• GIVEN TEXT:
===============
Mr. Turner added that in Europe he would favor a pan-European approach over investing in country-specific private equity funds. "There are emerging opportunities there, but again that goes back to the manager," he said. "We feel uncomfortable with individual countries."
The fund is in the early stages of looking at three or four deals in Japan and Asia, he said.
General Motors Investment Management Corp. has no specific allocation to international private equity and invests opportunistically, said Charles Froland, a managing director for New York-based GMIMCo, which oversees the $80 billion defined benefit plan of General Motors Corp.
'In the discovery stage'
GMIMCo invested close to $1.25 billion last year in private equity and now has about $6 billion in commitments. Fifty-five percent is in buyouts; 10% is in direct investments; 18% is invested internationally; and 17% is in venture capital.
GMIMCo so far this year has invested in a distressed debt fund in northern Asia, said Mr. Froland, who declined to name the fund or the amount invested.
He said GMIMCo is "still in the discovery stage" with other deals, which range between $100 million and $150 million or lower.
"Rule of law is a key," he said. GMIMCo also looks for local and seasoned managerial talent when investing in private equity deals overseas.
If a pension fund is going global with private equity, beware, said Serge Desjardins, director of investments for the Caisse de Depot et Placement du Quebec in Montreal.
Good or bad infrastructure of a country can play a large part in a the success of an overseas deal. "Developing economies need roads, bridges and power," he said. And at home, the Caisse this year invested Canadian $250 million (U.S.$172 million) in the privatization of Highway 407 in Toronto.
===============
• RECORD LIST:
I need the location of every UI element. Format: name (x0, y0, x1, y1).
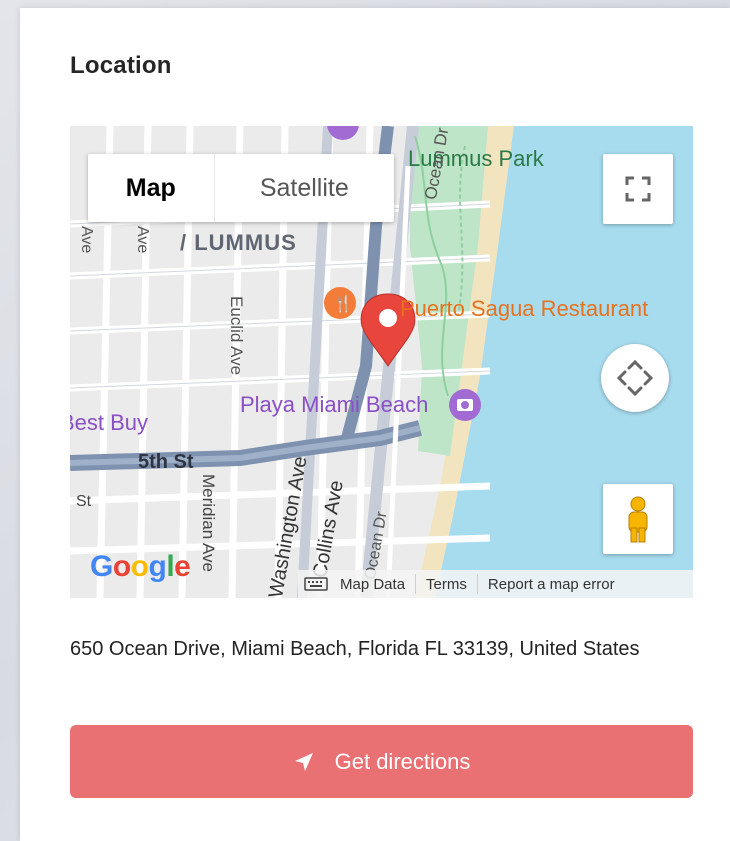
map-type-control: Map Satellite (88, 154, 394, 222)
street-view-button[interactable] (603, 484, 673, 554)
map-label-st: St (76, 493, 92, 510)
map-tab[interactable]: Map (88, 154, 215, 222)
map-label-playa: Playa Miami Beach (240, 392, 429, 417)
map-label-lummus: / LUMMUS (180, 230, 297, 255)
google-logo: Google (90, 550, 191, 583)
fullscreen-icon (625, 176, 651, 202)
map-label-ave-1: Ave (78, 226, 95, 254)
pegman-icon (628, 496, 648, 543)
keyboard-icon[interactable] (304, 576, 330, 592)
svg-text:🍴: 🍴 (333, 294, 353, 313)
report-map-error-link[interactable]: Report a map error (478, 576, 625, 593)
navigation-arrow-icon (294, 752, 313, 771)
get-directions-label: Get directions (334, 748, 471, 774)
map-label-ave-2: Ave (134, 226, 151, 254)
map[interactable]: 🍴 Lummus Park / LUMMUS Ocean Dr Euclid A… (70, 126, 693, 598)
address: 650 Ocean Drive, Miami Beach, Florida FL… (70, 638, 640, 660)
map-label-5th-st: 5th St (138, 451, 194, 473)
map-footer: Map Data Terms Report a map error (298, 570, 693, 598)
get-directions-button[interactable]: Get directions (70, 725, 693, 798)
map-label-restaurant: Puerto Sagua Restaurant (400, 296, 649, 321)
map-label-euclid-ave: Euclid Ave (227, 296, 246, 376)
map-data-link[interactable]: Map Data (330, 576, 415, 593)
section-title: Location (70, 52, 172, 79)
map-label-meridian-ave: Meridian Ave (199, 474, 218, 572)
pan-control-button[interactable] (601, 344, 669, 412)
fullscreen-button[interactable] (603, 154, 673, 224)
terms-link[interactable]: Terms (416, 576, 477, 593)
satellite-tab[interactable]: Satellite (215, 154, 394, 222)
pan-compass-icon (616, 359, 654, 397)
map-label-best-buy: Best Buy (70, 410, 149, 435)
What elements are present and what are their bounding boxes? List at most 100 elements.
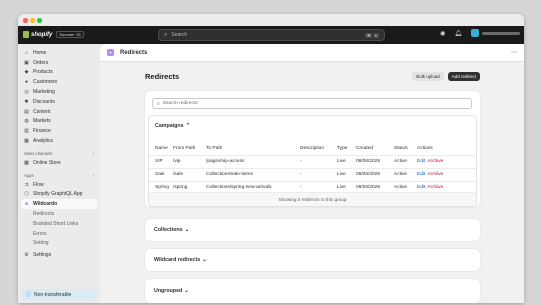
sidebar-item-marketing[interactable]: ◎ Marketing xyxy=(21,87,97,97)
archive-link[interactable]: Archive xyxy=(427,185,443,190)
global-search-input[interactable]: ⌕ Search ⌘ K xyxy=(158,29,385,41)
chevron-down-icon: ⌄ xyxy=(184,227,190,233)
column-header: Created xyxy=(356,145,374,151)
sidebar-item-label: Customers xyxy=(33,79,58,86)
sidebar-subitem-branded-short-links[interactable]: Branded Short Links xyxy=(21,219,97,229)
bank-icon: ▥ xyxy=(24,128,29,135)
apps-header[interactable]: Apps › xyxy=(21,171,97,180)
cell-actions: Edit Archive xyxy=(417,168,476,181)
add-redirect-button[interactable]: Add redirect xyxy=(447,72,480,81)
app-title: Redirects xyxy=(120,49,148,56)
sidebar-item-analytics[interactable]: ▦ Analytics xyxy=(21,136,97,146)
brand-name: shopify xyxy=(31,31,53,38)
close-window-dot[interactable] xyxy=(23,18,28,23)
maximize-window-dot[interactable] xyxy=(37,18,42,23)
bell-icon[interactable]: 🔔︎ xyxy=(454,30,462,37)
edit-link[interactable]: Edit xyxy=(417,185,425,190)
sidebar-item-discounts[interactable]: ✱ Discounts xyxy=(21,97,97,107)
topbar-actions: ◉ 🔔︎ xyxy=(440,29,520,37)
group-card-wildcard-redirects[interactable]: Wildcard redirects ⌄ xyxy=(145,249,480,271)
sidebar-item-label: Setting xyxy=(33,240,49,247)
sidebar-item-home[interactable]: ⌂ Home xyxy=(21,48,97,58)
admin-topbar: shopify Summer '25 ⌕ Search ⌘ K ◉ 🔔︎ xyxy=(18,26,524,44)
non-transferable-banner[interactable]: ⓘ Non-transferable xyxy=(22,289,97,300)
group-card-ungrouped[interactable]: Ungrouped ⌄ xyxy=(145,279,480,303)
sidebar-item-markets[interactable]: ◍ Markets xyxy=(21,117,97,127)
cell-from-path: /sale xyxy=(173,172,184,177)
sidebar-item-customers[interactable]: ● Customers xyxy=(21,77,97,87)
page-actions: Bulk upload Add redirect xyxy=(412,72,480,81)
section-title: Apps xyxy=(24,172,34,178)
sidebar-item-label: Analytics xyxy=(33,138,54,145)
sidebar-item-wildcardo[interactable]: ■ Wildcardo xyxy=(21,199,97,210)
chevron-right-icon: › xyxy=(92,150,94,156)
minimize-window-dot[interactable] xyxy=(30,18,35,23)
sidebar-subitem-setting[interactable]: Setting xyxy=(21,239,97,249)
wildcardo-app-icon: ✦ xyxy=(107,49,114,56)
group-title: Collections xyxy=(154,227,183,233)
column-header: To Path xyxy=(206,145,223,151)
cell-created: 08/06/2025 xyxy=(356,159,381,164)
group-header-campaigns[interactable]: Campaigns ⌃ xyxy=(149,116,476,136)
sidebar-subitem-redirects[interactable]: Redirects xyxy=(21,209,97,219)
cell-name: VIP xyxy=(155,159,163,164)
search-placeholder: Search xyxy=(171,32,188,38)
edit-link[interactable]: Edit xyxy=(417,159,425,164)
sidebar-item-settings[interactable]: ⚙︎ Settings xyxy=(21,250,97,260)
sidebar-item-label: Flow xyxy=(33,181,44,188)
content-icon: ▤ xyxy=(24,108,29,115)
banner-label: Non-transferable xyxy=(34,291,72,298)
search-shortcut: ⌘ K xyxy=(365,32,379,38)
sidebar-item-label: Errors xyxy=(33,230,47,237)
redirect-search-input[interactable]: ⌕ Search redirects xyxy=(152,98,472,109)
cell-type: Live xyxy=(337,159,346,164)
sidebar-subitem-errors[interactable]: Errors xyxy=(21,229,97,239)
sidebar-item-label: Wildcardo xyxy=(33,201,58,208)
chevron-up-icon: ⌃ xyxy=(185,123,191,129)
cell-from-path: /vip xyxy=(173,159,181,164)
discount-icon: ✱ xyxy=(24,98,29,105)
campaigns-group: Campaigns ⌃ Name From Path To Path Descr… xyxy=(148,115,477,207)
cell-description: - xyxy=(300,172,302,177)
target-icon: ◎ xyxy=(24,89,29,96)
group-card-collections[interactable]: Collections ⌄ xyxy=(145,219,480,241)
column-header: From Path xyxy=(173,145,196,151)
browser-window: shopify Summer '25 ⌕ Search ⌘ K ◉ 🔔︎ ⌂ Ho… xyxy=(18,14,524,303)
group-title: Campaigns xyxy=(155,123,184,129)
sidebar-item-label: Home xyxy=(33,49,47,56)
globe-icon: ◍ xyxy=(24,118,29,125)
sidebar-item-finance[interactable]: ▥ Finance xyxy=(21,126,97,136)
edit-link[interactable]: Edit xyxy=(417,172,425,177)
window-chrome xyxy=(18,14,524,26)
sidebar-item-label: Settings xyxy=(33,252,52,259)
page-header: Redirects Bulk upload Add redirect xyxy=(145,72,480,81)
sidebar-item-content[interactable]: ▤ Content xyxy=(21,107,97,117)
bulk-upload-button[interactable]: Bulk upload xyxy=(412,72,444,81)
home-icon: ⌂ xyxy=(24,49,29,56)
shortcut-key-cmd: ⌘ xyxy=(365,32,373,38)
sidebar-item-graphiql[interactable]: ⬡ Shopify GraphiQL App xyxy=(21,190,97,200)
sidebar-item-products[interactable]: ◆ Products xyxy=(21,68,97,78)
table-row: Sale /sale /collections/sale-items - Liv… xyxy=(149,168,476,181)
sidebar-item-label: Discounts xyxy=(33,98,55,105)
sidebar-item-label: Marketing xyxy=(33,89,55,96)
store-menu[interactable] xyxy=(471,29,520,37)
sidebar-item-online-store[interactable]: ▩ Online Store xyxy=(21,158,97,168)
chevron-down-icon: ⌄ xyxy=(184,288,189,294)
shopify-logo[interactable]: shopify Summer '25 xyxy=(23,31,84,38)
group-title: Wildcard redirects xyxy=(154,257,201,263)
sidekick-icon[interactable]: ◉ xyxy=(440,30,445,37)
redirects-table: Name From Path To Path Description Type … xyxy=(149,142,476,194)
sales-channels-header[interactable]: Sales channels › xyxy=(21,149,97,158)
sidebar: ⌂ Home ▣ Orders ◆ Products ● Customers ◎ Mark… xyxy=(18,44,100,303)
cell-status: Active xyxy=(394,172,408,177)
cell-to-path: /collections/sale-items xyxy=(206,172,253,177)
edition-badge: Summer '25 xyxy=(56,31,84,38)
sidebar-item-label: Redirects xyxy=(33,211,55,218)
sidebar-item-flow[interactable]: ⇉ Flow xyxy=(21,180,97,190)
sidebar-item-orders[interactable]: ▣ Orders xyxy=(21,58,97,68)
archive-link[interactable]: Archive xyxy=(427,172,443,177)
archive-link[interactable]: Archive xyxy=(427,159,443,164)
more-options-icon[interactable]: ⋯ xyxy=(511,49,517,56)
wildcardo-icon: ■ xyxy=(24,201,29,208)
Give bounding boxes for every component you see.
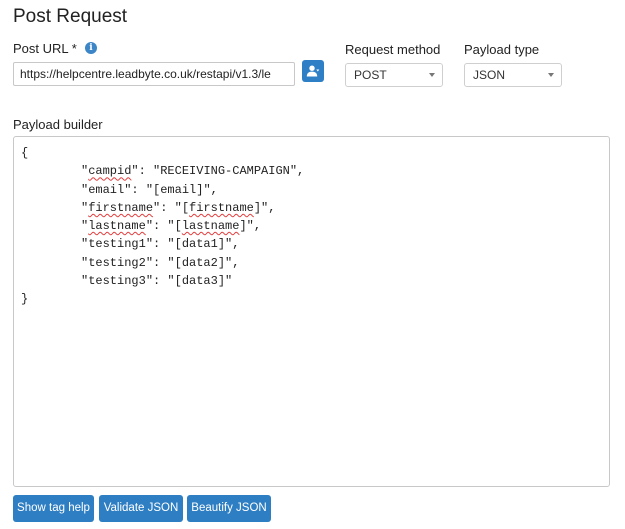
code-line-campid: "campid": "RECEIVING-CAMPAIGN",	[81, 164, 305, 179]
code-line-firstname: "firstname": "[firstname]",	[81, 200, 276, 215]
post-url-input[interactable]: https://helpcentre.leadbyte.co.uk/restap…	[13, 62, 295, 86]
payload-type-label: Payload type	[464, 42, 540, 57]
code-line-testing1: "testing1": "[data1]",	[81, 237, 240, 252]
code-value-pre: "[	[167, 219, 182, 234]
request-method-label: Request method	[345, 42, 441, 57]
code-key: firstname	[88, 200, 154, 215]
code-key: testing1	[88, 237, 146, 252]
code-key: lastname	[88, 219, 146, 234]
code-value: "[email]",	[145, 182, 218, 197]
code-value-post: ]",	[253, 200, 276, 215]
code-value: "[data2]",	[167, 255, 240, 270]
code-key: campid	[88, 164, 132, 179]
code-value-post: ]",	[239, 219, 262, 234]
page-title: Post Request	[13, 6, 128, 27]
code-open-brace: {	[21, 146, 29, 160]
show-tag-help-button[interactable]: Show tag help	[13, 495, 94, 522]
payload-builder-label: Payload builder	[13, 117, 103, 132]
code-line-email: "email": "[email]",	[81, 182, 218, 197]
user-lookup-button[interactable]	[302, 60, 324, 82]
payload-type-select[interactable]: JSON	[464, 63, 562, 87]
code-key: email	[88, 182, 125, 197]
code-value-token: lastname	[181, 219, 240, 234]
user-icon	[306, 65, 320, 77]
chevron-down-icon	[548, 73, 554, 77]
chevron-down-icon	[429, 73, 435, 77]
code-value: "[data1]",	[167, 237, 240, 252]
payload-type-value: JSON	[473, 68, 506, 82]
code-key: testing3	[88, 274, 146, 289]
request-method-select[interactable]: POST	[345, 63, 443, 87]
code-value-pre: "[	[174, 200, 190, 215]
code-key: testing2	[88, 255, 146, 270]
code-line-testing2: "testing2": "[data2]",	[81, 255, 240, 270]
code-value: "RECEIVING-CAMPAIGN",	[153, 164, 305, 179]
beautify-json-button[interactable]: Beautify JSON	[187, 495, 271, 522]
post-url-label: Post URL *	[13, 41, 77, 56]
code-close-brace: }	[21, 292, 29, 307]
info-icon[interactable]: i	[85, 42, 97, 54]
code-line-lastname: "lastname": "[lastname]",	[81, 219, 262, 234]
code-value-token: firstname	[189, 200, 254, 215]
validate-json-button[interactable]: Validate JSON	[99, 495, 183, 522]
request-method-value: POST	[354, 68, 387, 82]
payload-editor[interactable]: { "campid": "RECEIVING-CAMPAIGN", "email…	[13, 136, 610, 487]
code-line-testing3: "testing3": "[data3]"	[81, 274, 233, 289]
code-value: "[data3]"	[167, 274, 233, 289]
===============
• WHAT THIS EXERCISE ASKS:
(A) In the private equity article, can you rewrite the part that opens with the words containing "He said GMIMCo" and closes with "equity deals overseas.", putting "experienced" in place of "seasoned"?
(B) In the private equity article, how much did GMIMCo invest in private equity last year?
(C) Could you carry the private equity article forward from its last sentence?

• ANSWERS IN ORDER:
(A)
He said GMIMCo is "still in the discovery stage" with other deals, which range between $100 million and $150 million or lower.
"Rule of law is a key," he said. GMIMCo also looks for local and experienced managerial talent when investing in private equity deals overseas.

(B) Close to $1.25 billion.

(C)
Putting money to work
Pension funds and endowments also must be prepared to make significant bets to private equity. If a pension fund has "only 1% (of assets) in private equity, it doesn't make sense," said Ad J.C. van den Ouweland, senior investment manager, equity investments, with the $50 billion Pensioenfonds PGGM in Zeist, Netherlands. "It makes sense to put money to work."
PGGM has a target allocation of 6.5% to private equity, most of it outside of the Netherlands. It has committed 5% of assets, and 2% of its assets are invested.
In 1994, PGGM took its "first step in Asia," he said. The deal "was one of the most challenging we ever made."
Institutional investors need to watch the difference in "valuation guidelines" among the United States, Europe and Asia, he said.
Another challenge is the "lack of liquidity and price information."
Institutional investors also must contend with "a lack of historic data" of partnerships and funds of funds.
In the United States, data date back to the 1960s, but such information is just now coming out of Europe.
Mr. van den Ouweland said PGGM will add "a few names to its portfolio" in 1999 and 2000, with the average commitment being $100 million.
Institutional investors also are watching Japan as the next potentially booming private equity market, the panel said.
Japan historically has closed its doors to foreign managers and investors looking to lead private equity deals. But that might be changing.